**INPUT MATERIAL:**

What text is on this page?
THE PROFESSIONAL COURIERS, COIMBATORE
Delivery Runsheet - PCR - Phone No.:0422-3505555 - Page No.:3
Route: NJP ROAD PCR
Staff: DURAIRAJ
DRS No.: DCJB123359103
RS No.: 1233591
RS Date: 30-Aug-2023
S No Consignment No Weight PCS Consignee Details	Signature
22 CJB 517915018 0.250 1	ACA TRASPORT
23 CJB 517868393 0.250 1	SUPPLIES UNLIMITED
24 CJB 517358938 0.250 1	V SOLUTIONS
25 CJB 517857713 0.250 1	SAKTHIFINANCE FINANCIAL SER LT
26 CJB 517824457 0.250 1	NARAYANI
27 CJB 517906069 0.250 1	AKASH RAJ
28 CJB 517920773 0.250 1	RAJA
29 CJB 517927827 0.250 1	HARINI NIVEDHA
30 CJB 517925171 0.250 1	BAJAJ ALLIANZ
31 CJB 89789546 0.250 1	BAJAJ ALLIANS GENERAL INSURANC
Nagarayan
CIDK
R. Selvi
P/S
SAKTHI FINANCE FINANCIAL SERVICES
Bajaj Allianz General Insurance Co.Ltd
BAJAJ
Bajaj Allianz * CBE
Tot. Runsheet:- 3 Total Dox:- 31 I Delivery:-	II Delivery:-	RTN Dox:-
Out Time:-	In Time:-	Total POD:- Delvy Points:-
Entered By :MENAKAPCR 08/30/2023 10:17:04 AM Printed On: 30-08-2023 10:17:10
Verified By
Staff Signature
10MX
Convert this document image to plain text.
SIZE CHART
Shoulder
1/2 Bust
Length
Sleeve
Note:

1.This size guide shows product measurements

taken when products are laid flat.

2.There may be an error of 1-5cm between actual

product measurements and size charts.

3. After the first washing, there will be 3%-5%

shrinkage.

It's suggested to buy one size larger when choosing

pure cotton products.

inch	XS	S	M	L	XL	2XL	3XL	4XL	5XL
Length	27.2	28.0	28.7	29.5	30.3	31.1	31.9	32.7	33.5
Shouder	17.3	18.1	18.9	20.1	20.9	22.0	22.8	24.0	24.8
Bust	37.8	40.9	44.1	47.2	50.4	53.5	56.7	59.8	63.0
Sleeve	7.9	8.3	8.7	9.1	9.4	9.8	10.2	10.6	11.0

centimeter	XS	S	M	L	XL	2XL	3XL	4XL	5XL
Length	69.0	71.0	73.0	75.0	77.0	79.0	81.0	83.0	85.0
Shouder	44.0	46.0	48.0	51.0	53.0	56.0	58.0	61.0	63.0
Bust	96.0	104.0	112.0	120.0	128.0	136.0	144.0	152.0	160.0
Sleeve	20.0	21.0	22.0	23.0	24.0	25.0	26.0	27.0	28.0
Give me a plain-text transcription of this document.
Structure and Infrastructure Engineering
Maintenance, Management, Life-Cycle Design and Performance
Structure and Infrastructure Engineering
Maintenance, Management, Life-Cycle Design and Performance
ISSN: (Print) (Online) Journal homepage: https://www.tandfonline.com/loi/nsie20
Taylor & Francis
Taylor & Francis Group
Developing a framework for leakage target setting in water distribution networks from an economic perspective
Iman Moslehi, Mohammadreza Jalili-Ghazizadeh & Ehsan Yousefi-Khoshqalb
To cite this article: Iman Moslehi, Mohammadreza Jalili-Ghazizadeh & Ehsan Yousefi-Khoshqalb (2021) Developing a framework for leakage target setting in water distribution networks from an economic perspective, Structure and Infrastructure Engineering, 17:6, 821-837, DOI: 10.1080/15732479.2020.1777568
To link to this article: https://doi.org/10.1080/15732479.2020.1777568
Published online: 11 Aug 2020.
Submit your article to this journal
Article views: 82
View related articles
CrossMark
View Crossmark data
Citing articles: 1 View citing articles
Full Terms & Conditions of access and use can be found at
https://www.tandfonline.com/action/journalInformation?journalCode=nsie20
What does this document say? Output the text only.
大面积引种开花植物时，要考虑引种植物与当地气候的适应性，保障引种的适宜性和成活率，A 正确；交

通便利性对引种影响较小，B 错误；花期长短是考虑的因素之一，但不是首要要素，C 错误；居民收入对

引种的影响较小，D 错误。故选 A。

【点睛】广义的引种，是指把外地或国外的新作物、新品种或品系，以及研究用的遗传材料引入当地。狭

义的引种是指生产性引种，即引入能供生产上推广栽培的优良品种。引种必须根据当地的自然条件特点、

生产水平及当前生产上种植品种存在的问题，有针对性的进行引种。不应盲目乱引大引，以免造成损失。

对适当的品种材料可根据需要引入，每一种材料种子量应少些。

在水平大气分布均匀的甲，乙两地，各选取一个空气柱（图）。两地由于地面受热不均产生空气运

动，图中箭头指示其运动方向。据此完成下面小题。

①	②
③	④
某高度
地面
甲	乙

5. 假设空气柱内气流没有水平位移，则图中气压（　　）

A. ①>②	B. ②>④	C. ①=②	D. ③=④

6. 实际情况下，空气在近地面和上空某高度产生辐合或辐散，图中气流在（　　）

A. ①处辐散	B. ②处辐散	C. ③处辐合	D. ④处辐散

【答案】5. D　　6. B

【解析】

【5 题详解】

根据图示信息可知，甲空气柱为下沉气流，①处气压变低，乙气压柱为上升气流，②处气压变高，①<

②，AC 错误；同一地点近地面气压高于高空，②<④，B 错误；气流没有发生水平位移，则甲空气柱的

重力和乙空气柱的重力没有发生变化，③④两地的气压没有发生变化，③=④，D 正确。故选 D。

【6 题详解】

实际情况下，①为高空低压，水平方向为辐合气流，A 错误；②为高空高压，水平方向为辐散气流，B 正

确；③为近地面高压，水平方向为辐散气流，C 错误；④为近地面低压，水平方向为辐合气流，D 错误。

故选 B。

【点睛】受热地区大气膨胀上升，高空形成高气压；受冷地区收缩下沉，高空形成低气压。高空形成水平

**THE TASK:**
Select every line of the material above holding the word "Shouder" and copy it.

**FINAL RESULT:**
Shouder	17.3	18.1	18.9	20.1	20.9	22.0	22.8	24.0	24.8
Shouder	44.0	46.0	48.0	51.0	53.0	56.0	58.0	61.0	63.0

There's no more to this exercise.